## [WHAT THE TASK ASKS]
What follows is a block of records; reproduce all of it verbatim.

## [RECORDED INFORMATION]
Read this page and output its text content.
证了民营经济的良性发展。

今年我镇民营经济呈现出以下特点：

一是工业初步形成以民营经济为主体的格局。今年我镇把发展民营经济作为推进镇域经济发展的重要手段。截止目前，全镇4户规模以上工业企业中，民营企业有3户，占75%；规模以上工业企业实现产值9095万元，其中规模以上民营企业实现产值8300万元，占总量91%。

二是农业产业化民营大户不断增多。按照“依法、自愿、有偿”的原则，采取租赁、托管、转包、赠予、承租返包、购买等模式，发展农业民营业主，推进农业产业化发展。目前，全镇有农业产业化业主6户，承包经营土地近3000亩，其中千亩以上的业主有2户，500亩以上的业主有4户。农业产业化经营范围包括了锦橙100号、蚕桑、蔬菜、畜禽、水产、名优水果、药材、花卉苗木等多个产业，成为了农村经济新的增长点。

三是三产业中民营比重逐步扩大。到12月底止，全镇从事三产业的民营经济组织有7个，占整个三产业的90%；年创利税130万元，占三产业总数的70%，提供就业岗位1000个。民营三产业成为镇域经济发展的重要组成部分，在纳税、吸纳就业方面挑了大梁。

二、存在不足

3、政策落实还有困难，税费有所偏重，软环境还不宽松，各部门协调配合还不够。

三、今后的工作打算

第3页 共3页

## [WRITTEN RESPONSE]
Read this page and output its text content.
证了民营经济的良性发展。

今年我镇民营经济呈现出以下特点：

一是工业初步形成以民营经济为主体的格局。今年我镇把发展民营经济作为推进镇域经济发展的重要手段。截止目前，全镇4户规模以上工业企业中，民营企业有3户，占75%；规模以上工业企业实现产值9095万元，其中规模以上民营企业实现产值8300万元，占总量91%。

二是农业产业化民营大户不断增多。按照“依法、自愿、有偿”的原则，采取租赁、托管、转包、赠予、承租返包、购买等模式，发展农业民营业主，推进农业产业化发展。目前，全镇有农业产业化业主6户，承包经营土地近3000亩，其中千亩以上的业主有2户，500亩以上的业主有4户。农业产业化经营范围包括了锦橙100号、蚕桑、蔬菜、畜禽、水产、名优水果、药材、花卉苗木等多个产业，成为了农村经济新的增长点。

三是三产业中民营比重逐步扩大。到12月底止，全镇从事三产业的民营经济组织有7个，占整个三产业的90%；年创利税130万元，占三产业总数的70%，提供就业岗位1000个。民营三产业成为镇域经济发展的重要组成部分，在纳税、吸纳就业方面挑了大梁。

二、存在不足

3、政策落实还有困难，税费有所偏重，软环境还不宽松，各部门协调配合还不够。

三、今后的工作打算

第3页 共3页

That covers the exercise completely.